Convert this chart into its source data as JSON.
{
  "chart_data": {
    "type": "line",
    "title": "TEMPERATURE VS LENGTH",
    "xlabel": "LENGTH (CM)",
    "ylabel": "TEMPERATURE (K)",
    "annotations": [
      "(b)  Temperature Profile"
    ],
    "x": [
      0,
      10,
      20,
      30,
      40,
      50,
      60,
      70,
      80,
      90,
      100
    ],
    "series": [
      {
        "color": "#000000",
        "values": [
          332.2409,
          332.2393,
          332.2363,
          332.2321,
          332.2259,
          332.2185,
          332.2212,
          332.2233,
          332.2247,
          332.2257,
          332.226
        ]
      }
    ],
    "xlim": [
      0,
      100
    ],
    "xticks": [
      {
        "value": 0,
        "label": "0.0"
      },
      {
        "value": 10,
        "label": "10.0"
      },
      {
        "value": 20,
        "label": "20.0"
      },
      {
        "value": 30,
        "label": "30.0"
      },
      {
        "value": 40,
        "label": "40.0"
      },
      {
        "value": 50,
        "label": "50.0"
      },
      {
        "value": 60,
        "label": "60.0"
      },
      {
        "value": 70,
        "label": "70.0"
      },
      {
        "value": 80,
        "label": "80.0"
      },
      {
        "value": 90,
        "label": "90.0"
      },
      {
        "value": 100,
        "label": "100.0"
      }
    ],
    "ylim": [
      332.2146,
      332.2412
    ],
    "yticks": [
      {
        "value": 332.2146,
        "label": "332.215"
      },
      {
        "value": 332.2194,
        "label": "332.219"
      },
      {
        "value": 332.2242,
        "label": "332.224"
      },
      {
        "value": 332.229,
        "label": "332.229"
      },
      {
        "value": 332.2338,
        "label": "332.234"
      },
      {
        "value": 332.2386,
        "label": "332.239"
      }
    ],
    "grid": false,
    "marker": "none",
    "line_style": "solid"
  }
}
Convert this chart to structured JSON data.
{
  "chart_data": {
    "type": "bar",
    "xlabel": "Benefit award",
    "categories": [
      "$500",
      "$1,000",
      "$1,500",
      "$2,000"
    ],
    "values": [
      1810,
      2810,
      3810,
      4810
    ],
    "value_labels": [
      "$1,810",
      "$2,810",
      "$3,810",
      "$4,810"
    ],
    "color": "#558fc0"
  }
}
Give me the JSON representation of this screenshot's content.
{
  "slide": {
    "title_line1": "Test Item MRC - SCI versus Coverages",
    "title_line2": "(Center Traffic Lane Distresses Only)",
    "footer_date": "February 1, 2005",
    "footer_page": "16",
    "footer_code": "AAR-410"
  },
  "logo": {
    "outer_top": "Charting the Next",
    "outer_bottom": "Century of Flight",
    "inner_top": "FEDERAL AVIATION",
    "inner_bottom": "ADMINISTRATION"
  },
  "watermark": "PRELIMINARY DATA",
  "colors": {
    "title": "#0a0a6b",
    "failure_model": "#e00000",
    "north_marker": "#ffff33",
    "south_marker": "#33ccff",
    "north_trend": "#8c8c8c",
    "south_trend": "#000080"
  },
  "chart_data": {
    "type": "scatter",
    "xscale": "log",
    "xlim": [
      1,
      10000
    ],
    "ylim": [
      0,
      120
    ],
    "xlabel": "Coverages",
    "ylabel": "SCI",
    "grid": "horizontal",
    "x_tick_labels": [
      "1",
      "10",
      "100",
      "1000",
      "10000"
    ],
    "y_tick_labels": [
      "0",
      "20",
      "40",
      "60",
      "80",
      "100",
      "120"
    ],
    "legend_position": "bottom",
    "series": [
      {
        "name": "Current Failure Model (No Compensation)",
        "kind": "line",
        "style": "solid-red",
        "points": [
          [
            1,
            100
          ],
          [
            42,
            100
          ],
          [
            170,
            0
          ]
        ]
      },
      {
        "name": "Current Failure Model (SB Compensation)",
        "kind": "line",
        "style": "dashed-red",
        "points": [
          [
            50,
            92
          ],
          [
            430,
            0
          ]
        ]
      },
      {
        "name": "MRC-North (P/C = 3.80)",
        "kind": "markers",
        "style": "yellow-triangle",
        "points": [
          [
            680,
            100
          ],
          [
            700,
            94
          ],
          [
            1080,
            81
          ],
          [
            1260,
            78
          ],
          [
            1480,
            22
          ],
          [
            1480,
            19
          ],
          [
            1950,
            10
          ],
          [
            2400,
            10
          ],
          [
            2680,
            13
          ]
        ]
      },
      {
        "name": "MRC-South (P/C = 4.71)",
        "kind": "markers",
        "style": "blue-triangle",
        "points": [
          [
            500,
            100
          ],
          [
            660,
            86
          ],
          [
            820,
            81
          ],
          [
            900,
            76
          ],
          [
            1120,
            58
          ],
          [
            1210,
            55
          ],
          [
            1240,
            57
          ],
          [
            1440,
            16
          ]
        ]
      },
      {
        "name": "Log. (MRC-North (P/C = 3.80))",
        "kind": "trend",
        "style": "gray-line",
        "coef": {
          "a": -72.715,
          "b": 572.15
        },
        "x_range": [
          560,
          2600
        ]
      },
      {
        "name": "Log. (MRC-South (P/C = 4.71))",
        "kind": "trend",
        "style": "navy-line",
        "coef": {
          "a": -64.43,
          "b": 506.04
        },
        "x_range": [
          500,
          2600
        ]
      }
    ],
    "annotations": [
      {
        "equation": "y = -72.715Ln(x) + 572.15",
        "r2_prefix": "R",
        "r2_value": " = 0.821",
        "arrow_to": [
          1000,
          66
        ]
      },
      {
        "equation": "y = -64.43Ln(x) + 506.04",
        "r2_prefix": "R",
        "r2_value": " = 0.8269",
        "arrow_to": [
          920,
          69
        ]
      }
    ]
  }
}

*The problem:* Reproduce the entries above in full, verbatim.

*Expected answer:*
Convert this chart into its source data as JSON.
{
  "chart_data": {
    "type": "line",
    "title": "TEMPERATURE VS LENGTH",
    "xlabel": "LENGTH (CM)",
    "ylabel": "TEMPERATURE (K)",
    "annotations": [
      "(b)  Temperature Profile"
    ],
    "x": [
      0,
      10,
      20,
      30,
      40,
      50,
      60,
      70,
      80,
      90,
      100
    ],
    "series": [
      {
        "color": "#000000",
        "values": [
          332.2409,
          332.2393,
          332.2363,
          332.2321,
          332.2259,
          332.2185,
          332.2212,
          332.2233,
          332.2247,
          332.2257,
          332.226
        ]
      }
    ],
    "xlim": [
      0,
      100
    ],
    "xticks": [
      {
        "value": 0,
        "label": "0.0"
      },
      {
        "value": 10,
        "label": "10.0"
      },
      {
        "value": 20,
        "label": "20.0"
      },
      {
        "value": 30,
        "label": "30.0"
      },
      {
        "value": 40,
        "label": "40.0"
      },
      {
        "value": 50,
        "label": "50.0"
      },
      {
        "value": 60,
        "label": "60.0"
      },
      {
        "value": 70,
        "label": "70.0"
      },
      {
        "value": 80,
        "label": "80.0"
      },
      {
        "value": 90,
        "label": "90.0"
      },
      {
        "value": 100,
        "label": "100.0"
      }
    ],
    "ylim": [
      332.2146,
      332.2412
    ],
    "yticks": [
      {
        "value": 332.2146,
        "label": "332.215"
      },
      {
        "value": 332.2194,
        "label": "332.219"
      },
      {
        "value": 332.2242,
        "label": "332.224"
      },
      {
        "value": 332.229,
        "label": "332.229"
      },
      {
        "value": 332.2338,
        "label": "332.234"
      },
      {
        "value": 332.2386,
        "label": "332.239"
      }
    ],
    "grid": false,
    "marker": "none",
    "line_style": "solid"
  }
}
Convert this chart to structured JSON data.
{
  "chart_data": {
    "type": "bar",
    "xlabel": "Benefit award",
    "categories": [
      "$500",
      "$1,000",
      "$1,500",
      "$2,000"
    ],
    "values": [
      1810,
      2810,
      3810,
      4810
    ],
    "value_labels": [
      "$1,810",
      "$2,810",
      "$3,810",
      "$4,810"
    ],
    "color": "#558fc0"
  }
}
Give me the JSON representation of this screenshot's content.
{
  "slide": {
    "title_line1": "Test Item MRC - SCI versus Coverages",
    "title_line2": "(Center Traffic Lane Distresses Only)",
    "footer_date": "February 1, 2005",
    "footer_page": "16",
    "footer_code": "AAR-410"
  },
  "logo": {
    "outer_top": "Charting the Next",
    "outer_bottom": "Century of Flight",
    "inner_top": "FEDERAL AVIATION",
    "inner_bottom": "ADMINISTRATION"
  },
  "watermark": "PRELIMINARY DATA",
  "colors": {
    "title": "#0a0a6b",
    "failure_model": "#e00000",
    "north_marker": "#ffff33",
    "south_marker": "#33ccff",
    "north_trend": "#8c8c8c",
    "south_trend": "#000080"
  },
  "chart_data": {
    "type": "scatter",
    "xscale": "log",
    "xlim": [
      1,
      10000
    ],
    "ylim": [
      0,
      120
    ],
    "xlabel": "Coverages",
    "ylabel": "SCI",
    "grid": "horizontal",
    "x_tick_labels": [
      "1",
      "10",
      "100",
      "1000",
      "10000"
    ],
    "y_tick_labels": [
      "0",
      "20",
      "40",
      "60",
      "80",
      "100",
      "120"
    ],
    "legend_position": "bottom",
    "series": [
      {
        "name": "Current Failure Model (No Compensation)",
        "kind": "line",
        "style": "solid-red",
        "points": [
          [
            1,
            100
          ],
          [
            42,
            100
          ],
          [
            170,
            0
          ]
        ]
      },
      {
        "name": "Current Failure Model (SB Compensation)",
        "kind": "line",
        "style": "dashed-red",
        "points": [
          [
            50,
            92
          ],
          [
            430,
            0
          ]
        ]
      },
      {
        "name": "MRC-North (P/C = 3.80)",
        "kind": "markers",
        "style": "yellow-triangle",
        "points": [
          [
            680,
            100
          ],
          [
            700,
            94
          ],
          [
            1080,
            81
          ],
          [
            1260,
            78
          ],
          [
            1480,
            22
          ],
          [
            1480,
            19
          ],
          [
            1950,
            10
          ],
          [
            2400,
            10
          ],
          [
            2680,
            13
          ]
        ]
      },
      {
        "name": "MRC-South (P/C = 4.71)",
        "kind": "markers",
        "style": "blue-triangle",
        "points": [
          [
            500,
            100
          ],
          [
            660,
            86
          ],
          [
            820,
            81
          ],
          [
            900,
            76
          ],
          [
            1120,
            58
          ],
          [
            1210,
            55
          ],
          [
            1240,
            57
          ],
          [
            1440,
            16
          ]
        ]
      },
      {
        "name": "Log. (MRC-North (P/C = 3.80))",
        "kind": "trend",
        "style": "gray-line",
        "coef": {
          "a": -72.715,
          "b": 572.15
        },
        "x_range": [
          560,
          2600
        ]
      },
      {
        "name": "Log. (MRC-South (P/C = 4.71))",
        "kind": "trend",
        "style": "navy-line",
        "coef": {
          "a": -64.43,
          "b": 506.04
        },
        "x_range": [
          500,
          2600
        ]
      }
    ],
    "annotations": [
      {
        "equation": "y = -72.715Ln(x) + 572.15",
        "r2_prefix": "R",
        "r2_value": " = 0.821",
        "arrow_to": [
          1000,
          66
        ]
      },
      {
        "equation": "y = -64.43Ln(x) + 506.04",
        "r2_prefix": "R",
        "r2_value": " = 0.8269",
        "arrow_to": [
          920,
          69
        ]
      }
    ]
  }
}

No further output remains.